▸ **WRITTEN TASK**
Pull out every line containing the string "предохранения".

** start DATA ENTRIES **

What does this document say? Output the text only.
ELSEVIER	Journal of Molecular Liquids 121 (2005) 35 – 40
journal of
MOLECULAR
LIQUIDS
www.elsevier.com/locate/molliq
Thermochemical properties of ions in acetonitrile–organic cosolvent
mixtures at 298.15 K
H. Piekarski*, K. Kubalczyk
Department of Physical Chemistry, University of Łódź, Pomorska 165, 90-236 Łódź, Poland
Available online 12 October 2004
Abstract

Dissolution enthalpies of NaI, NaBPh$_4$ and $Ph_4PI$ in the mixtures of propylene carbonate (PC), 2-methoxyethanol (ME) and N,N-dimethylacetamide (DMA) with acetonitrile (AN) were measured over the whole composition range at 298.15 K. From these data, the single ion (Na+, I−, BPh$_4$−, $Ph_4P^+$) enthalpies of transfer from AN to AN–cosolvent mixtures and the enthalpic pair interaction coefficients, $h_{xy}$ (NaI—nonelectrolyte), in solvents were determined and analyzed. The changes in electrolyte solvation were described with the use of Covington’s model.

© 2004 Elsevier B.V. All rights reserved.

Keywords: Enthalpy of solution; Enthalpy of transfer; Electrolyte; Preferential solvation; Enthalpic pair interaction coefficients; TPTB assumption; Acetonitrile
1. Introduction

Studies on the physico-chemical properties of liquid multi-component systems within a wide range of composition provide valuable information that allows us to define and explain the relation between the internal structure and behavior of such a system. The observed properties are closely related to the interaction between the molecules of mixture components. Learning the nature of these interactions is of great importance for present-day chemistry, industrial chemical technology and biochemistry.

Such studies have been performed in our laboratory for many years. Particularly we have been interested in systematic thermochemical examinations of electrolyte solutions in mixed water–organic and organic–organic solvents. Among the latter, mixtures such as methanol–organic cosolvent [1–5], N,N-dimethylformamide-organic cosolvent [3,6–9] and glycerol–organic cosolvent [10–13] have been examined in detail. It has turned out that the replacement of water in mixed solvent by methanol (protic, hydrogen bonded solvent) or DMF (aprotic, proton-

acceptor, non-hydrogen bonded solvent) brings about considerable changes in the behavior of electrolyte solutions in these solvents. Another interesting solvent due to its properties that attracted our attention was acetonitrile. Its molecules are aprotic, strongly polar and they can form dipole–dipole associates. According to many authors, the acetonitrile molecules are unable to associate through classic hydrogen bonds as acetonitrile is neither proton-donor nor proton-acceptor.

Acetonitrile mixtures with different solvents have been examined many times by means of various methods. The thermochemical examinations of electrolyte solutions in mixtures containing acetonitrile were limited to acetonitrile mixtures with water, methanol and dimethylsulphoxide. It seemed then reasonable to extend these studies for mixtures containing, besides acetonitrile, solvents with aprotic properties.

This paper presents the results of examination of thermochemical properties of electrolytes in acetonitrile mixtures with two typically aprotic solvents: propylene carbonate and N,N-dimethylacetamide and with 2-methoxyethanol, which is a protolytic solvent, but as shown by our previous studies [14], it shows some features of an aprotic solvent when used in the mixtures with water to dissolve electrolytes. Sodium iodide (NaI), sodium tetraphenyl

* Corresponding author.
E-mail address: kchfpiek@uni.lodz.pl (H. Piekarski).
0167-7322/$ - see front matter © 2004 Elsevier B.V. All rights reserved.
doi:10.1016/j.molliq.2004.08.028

** end DATA ENTRIES **
** start DATA ENTRIES **

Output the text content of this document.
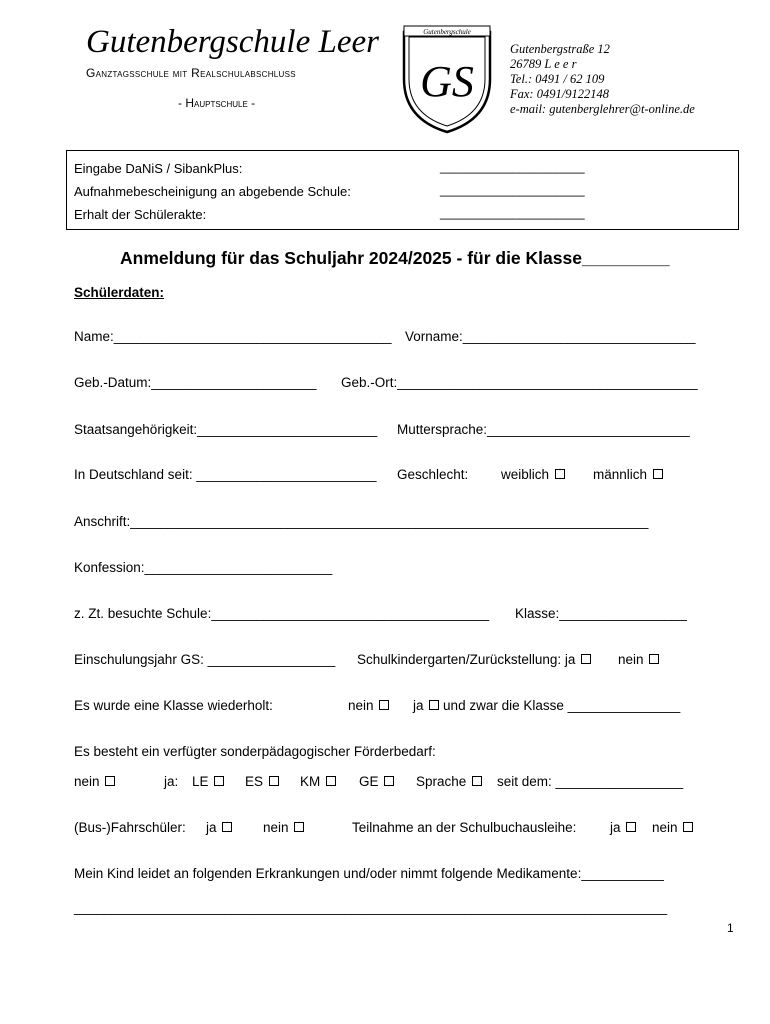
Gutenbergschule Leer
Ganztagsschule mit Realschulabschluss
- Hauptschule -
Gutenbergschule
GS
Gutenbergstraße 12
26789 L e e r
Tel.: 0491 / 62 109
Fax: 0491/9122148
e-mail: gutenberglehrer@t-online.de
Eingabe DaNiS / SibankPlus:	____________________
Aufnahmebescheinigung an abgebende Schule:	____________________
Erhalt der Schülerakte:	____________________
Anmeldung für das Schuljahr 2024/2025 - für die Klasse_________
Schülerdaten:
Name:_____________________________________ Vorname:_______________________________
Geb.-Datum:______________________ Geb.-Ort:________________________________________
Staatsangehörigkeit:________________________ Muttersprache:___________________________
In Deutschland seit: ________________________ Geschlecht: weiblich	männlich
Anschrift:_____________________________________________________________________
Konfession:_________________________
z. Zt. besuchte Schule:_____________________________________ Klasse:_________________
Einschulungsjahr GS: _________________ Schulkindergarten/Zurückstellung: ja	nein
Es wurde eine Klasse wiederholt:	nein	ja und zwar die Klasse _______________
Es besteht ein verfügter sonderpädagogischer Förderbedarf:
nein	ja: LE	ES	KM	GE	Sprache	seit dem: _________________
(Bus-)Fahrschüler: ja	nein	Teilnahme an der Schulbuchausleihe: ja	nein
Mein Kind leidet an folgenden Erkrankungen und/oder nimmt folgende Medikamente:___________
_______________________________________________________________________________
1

** end DATA ENTRIES **
** start DATA ENTRIES **

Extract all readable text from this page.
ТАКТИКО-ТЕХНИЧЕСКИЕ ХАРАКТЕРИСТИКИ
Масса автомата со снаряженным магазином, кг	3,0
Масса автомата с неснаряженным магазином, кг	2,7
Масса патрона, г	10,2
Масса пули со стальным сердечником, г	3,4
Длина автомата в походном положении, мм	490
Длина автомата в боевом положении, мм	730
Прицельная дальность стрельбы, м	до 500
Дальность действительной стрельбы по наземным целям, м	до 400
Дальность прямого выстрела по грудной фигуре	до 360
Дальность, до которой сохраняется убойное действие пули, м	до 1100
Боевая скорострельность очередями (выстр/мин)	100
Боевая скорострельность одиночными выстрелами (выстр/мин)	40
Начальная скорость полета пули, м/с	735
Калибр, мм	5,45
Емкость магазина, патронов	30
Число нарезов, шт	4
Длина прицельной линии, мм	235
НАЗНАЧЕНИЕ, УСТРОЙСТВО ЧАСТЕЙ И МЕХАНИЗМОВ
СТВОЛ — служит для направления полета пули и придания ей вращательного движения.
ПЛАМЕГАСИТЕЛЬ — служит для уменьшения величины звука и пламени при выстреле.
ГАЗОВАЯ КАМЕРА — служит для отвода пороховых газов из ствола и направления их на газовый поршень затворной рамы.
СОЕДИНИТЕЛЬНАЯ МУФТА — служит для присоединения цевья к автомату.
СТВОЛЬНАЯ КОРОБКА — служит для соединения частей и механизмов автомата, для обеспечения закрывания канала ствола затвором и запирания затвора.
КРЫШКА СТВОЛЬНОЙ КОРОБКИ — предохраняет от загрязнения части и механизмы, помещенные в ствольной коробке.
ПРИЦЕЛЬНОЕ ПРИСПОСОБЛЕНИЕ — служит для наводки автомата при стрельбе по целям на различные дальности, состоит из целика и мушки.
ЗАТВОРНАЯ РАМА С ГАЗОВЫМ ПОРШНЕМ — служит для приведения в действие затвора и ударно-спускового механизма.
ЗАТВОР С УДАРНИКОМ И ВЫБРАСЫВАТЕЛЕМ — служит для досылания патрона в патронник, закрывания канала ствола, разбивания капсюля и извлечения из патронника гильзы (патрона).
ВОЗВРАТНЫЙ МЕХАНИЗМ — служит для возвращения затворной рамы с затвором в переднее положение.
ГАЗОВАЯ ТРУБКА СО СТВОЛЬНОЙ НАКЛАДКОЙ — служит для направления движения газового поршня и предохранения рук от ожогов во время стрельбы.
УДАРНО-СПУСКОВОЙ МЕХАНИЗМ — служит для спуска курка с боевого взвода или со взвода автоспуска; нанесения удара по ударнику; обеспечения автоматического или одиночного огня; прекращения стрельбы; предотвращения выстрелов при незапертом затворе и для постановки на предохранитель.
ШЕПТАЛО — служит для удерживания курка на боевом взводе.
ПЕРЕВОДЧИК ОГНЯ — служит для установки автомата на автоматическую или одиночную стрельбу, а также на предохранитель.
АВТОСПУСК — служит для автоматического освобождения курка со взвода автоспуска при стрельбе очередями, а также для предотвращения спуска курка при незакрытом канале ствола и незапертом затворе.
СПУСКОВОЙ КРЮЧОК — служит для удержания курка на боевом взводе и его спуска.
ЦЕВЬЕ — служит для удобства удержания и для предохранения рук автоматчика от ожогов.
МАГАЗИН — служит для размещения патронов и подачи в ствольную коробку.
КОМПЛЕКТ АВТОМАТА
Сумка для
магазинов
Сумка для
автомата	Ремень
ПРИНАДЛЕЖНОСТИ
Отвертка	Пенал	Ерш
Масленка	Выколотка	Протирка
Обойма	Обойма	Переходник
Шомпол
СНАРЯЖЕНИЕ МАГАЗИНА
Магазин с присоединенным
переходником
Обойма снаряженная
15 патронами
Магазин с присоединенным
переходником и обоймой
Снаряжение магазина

** end DATA ENTRIES **

▸ **COMPLETED TASK**
ГАЗОВАЯ ТРУБКА СО СТВОЛЬНОЙ НАКЛАДКОЙ — служит для направления движения газового поршня и предохранения рук от ожогов во время стрельбы.
ЦЕВЬЕ — служит для удобства удержания и для предохранения рук автоматчика от ожогов.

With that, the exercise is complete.